Records that describe figures -
^^^^^^^^

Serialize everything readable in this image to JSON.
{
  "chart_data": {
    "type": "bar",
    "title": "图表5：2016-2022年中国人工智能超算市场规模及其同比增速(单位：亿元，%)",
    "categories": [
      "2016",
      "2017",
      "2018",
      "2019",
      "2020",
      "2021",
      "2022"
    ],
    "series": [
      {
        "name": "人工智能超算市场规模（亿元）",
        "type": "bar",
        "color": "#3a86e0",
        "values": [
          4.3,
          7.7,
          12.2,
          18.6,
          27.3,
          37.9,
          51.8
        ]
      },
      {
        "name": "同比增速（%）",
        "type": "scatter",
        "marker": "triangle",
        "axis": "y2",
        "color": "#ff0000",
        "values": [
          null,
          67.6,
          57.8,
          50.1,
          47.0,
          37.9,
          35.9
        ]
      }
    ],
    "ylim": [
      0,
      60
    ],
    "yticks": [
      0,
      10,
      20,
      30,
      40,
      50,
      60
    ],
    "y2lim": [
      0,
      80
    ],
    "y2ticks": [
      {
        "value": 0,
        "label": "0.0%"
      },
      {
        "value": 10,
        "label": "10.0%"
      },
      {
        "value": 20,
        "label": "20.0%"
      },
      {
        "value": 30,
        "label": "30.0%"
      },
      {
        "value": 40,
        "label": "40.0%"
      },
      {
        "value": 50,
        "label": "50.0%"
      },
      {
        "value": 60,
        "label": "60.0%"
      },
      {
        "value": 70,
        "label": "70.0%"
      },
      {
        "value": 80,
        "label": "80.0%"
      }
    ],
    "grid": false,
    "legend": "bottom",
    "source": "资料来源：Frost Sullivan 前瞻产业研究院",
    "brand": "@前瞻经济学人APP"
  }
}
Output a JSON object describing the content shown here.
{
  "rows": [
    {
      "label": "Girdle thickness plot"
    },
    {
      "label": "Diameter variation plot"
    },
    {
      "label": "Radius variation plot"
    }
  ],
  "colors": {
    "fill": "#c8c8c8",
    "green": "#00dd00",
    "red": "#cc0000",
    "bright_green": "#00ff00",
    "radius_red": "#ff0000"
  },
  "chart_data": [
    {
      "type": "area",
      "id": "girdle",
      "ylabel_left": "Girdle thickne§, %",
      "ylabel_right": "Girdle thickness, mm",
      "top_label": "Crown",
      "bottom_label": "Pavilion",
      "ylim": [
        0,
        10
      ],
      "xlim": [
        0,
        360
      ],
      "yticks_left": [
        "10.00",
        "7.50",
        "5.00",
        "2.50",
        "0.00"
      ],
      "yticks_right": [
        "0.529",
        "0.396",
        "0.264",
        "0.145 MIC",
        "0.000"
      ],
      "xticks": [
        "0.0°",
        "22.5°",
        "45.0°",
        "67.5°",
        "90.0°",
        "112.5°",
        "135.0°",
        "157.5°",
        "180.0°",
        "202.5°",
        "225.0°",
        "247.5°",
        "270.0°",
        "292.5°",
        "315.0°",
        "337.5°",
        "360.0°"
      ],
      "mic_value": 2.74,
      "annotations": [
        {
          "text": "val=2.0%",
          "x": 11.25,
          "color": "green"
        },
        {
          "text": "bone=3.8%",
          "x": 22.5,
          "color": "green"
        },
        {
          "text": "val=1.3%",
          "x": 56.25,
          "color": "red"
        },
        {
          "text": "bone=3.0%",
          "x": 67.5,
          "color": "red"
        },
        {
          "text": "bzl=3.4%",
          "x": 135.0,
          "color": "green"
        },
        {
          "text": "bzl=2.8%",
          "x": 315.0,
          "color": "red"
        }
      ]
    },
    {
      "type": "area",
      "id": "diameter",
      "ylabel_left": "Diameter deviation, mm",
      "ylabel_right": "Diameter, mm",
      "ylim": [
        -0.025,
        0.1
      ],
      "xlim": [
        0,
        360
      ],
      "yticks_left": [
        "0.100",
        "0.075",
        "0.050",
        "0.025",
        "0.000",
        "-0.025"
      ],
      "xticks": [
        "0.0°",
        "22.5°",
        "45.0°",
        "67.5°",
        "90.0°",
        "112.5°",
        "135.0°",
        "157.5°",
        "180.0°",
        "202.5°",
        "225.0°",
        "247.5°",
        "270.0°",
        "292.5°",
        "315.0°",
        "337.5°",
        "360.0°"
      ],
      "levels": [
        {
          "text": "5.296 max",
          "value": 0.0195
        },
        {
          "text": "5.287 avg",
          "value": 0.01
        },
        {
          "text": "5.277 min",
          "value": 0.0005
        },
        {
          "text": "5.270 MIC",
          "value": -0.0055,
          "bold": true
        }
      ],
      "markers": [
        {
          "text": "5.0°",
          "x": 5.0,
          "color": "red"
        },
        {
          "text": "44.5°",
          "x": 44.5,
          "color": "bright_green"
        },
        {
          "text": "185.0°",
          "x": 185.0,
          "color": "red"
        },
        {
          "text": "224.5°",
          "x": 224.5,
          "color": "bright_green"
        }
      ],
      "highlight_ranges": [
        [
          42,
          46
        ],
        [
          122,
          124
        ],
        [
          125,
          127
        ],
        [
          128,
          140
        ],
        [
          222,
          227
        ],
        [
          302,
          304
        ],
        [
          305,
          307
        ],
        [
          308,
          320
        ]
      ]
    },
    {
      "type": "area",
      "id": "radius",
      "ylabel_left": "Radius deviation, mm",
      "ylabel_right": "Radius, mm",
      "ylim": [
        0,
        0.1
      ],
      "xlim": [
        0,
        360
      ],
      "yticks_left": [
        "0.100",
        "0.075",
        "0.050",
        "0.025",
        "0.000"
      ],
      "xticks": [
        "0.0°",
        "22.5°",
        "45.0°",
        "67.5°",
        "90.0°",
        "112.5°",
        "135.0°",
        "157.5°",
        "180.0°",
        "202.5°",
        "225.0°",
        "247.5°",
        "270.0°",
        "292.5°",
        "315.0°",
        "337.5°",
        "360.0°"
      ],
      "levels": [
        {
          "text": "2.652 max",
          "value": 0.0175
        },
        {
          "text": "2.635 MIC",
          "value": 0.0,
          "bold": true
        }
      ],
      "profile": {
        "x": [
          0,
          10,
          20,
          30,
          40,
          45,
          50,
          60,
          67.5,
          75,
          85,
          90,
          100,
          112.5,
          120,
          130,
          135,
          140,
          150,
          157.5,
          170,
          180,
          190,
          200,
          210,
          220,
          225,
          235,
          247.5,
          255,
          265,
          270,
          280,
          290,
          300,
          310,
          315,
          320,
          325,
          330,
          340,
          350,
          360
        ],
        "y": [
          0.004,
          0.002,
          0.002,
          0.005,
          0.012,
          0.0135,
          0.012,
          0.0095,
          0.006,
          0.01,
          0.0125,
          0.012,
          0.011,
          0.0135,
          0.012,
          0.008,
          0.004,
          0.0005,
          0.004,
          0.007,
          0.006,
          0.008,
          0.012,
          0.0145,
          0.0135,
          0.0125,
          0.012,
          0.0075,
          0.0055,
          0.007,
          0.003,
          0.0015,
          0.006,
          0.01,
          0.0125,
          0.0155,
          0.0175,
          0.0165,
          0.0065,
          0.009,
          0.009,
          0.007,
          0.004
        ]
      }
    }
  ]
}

^^^^^^^^

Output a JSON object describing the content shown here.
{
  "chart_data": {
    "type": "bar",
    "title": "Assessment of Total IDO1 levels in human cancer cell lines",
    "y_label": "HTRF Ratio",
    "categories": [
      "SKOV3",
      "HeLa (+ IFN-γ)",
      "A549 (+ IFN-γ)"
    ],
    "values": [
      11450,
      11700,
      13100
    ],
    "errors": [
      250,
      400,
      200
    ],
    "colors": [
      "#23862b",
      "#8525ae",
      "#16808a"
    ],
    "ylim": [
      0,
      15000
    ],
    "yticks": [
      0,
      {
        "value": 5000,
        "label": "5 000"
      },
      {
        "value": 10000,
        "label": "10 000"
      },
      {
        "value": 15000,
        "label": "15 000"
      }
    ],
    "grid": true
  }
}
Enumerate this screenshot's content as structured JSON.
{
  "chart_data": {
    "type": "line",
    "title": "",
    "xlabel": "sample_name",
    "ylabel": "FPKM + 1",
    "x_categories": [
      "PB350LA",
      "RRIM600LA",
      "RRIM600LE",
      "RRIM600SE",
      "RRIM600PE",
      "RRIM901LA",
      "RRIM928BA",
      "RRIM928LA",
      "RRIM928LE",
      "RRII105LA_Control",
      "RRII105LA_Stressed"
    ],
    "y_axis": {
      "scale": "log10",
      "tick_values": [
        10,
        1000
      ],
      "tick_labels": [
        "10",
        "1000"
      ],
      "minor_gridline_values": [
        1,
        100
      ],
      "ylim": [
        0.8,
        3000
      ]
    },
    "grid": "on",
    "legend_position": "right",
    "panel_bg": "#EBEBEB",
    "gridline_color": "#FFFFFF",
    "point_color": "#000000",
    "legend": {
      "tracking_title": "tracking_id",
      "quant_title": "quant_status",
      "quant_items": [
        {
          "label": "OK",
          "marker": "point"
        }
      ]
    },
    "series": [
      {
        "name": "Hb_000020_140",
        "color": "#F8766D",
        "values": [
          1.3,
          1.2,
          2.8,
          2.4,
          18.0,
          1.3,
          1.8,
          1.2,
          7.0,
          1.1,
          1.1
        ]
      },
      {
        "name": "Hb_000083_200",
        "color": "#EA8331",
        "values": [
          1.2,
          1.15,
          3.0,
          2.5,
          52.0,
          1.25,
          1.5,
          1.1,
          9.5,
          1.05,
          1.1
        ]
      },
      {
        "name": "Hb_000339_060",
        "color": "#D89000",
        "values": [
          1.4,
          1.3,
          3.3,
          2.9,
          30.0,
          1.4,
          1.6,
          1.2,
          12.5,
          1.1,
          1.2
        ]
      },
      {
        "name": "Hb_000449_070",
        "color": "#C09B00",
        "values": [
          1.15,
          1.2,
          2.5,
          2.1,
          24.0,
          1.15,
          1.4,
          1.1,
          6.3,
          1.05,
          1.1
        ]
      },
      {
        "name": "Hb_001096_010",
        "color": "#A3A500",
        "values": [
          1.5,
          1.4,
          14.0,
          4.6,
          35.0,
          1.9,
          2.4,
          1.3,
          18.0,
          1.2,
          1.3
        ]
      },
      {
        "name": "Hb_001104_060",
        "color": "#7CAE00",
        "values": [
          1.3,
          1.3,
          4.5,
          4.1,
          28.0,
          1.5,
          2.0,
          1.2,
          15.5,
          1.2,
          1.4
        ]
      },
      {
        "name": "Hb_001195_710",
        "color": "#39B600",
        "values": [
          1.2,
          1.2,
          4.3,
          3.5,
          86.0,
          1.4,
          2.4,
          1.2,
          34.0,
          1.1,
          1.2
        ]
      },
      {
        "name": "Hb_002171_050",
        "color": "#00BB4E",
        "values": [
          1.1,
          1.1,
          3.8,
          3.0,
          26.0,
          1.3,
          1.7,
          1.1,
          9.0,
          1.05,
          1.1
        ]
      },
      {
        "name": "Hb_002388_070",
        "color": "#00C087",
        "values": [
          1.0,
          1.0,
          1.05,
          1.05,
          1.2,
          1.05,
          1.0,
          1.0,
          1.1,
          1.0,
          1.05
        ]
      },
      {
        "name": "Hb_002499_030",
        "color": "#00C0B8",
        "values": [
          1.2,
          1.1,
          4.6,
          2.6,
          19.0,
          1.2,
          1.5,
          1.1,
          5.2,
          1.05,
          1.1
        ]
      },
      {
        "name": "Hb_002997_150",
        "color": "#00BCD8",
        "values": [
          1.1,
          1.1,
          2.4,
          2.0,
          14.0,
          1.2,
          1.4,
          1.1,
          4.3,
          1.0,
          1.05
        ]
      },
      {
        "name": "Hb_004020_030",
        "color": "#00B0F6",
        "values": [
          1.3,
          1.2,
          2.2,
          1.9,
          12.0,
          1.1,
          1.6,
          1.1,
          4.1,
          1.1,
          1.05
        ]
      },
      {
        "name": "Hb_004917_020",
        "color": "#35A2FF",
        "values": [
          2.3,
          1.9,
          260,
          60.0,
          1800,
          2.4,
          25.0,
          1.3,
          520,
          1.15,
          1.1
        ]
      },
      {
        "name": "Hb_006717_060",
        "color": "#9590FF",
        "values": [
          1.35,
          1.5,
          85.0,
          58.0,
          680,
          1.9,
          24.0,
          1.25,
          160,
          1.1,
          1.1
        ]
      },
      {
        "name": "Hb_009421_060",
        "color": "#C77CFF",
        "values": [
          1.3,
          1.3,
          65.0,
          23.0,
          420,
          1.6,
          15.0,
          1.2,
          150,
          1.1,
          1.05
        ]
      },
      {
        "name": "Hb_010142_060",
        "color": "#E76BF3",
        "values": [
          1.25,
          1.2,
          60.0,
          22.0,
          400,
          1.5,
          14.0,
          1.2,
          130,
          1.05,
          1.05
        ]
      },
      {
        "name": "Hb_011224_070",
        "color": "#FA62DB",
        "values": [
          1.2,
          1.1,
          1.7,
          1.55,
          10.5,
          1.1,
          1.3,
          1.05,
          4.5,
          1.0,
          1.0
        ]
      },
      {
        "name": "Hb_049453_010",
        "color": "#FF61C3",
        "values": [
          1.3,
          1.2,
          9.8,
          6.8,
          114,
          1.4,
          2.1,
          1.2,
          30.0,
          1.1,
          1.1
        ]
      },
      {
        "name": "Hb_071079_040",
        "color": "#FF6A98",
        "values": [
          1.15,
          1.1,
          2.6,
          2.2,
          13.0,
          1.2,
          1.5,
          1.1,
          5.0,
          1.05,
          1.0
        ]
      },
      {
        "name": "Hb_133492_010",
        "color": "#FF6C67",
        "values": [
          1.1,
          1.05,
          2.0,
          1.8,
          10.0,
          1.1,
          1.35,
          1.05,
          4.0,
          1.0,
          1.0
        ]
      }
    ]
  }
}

^^^^^^^^

Goal -
Collect every line from the records above that contains the word "variation".

Expected answer -
      "label": "Diameter variation plot"
      "label": "Radius variation plot"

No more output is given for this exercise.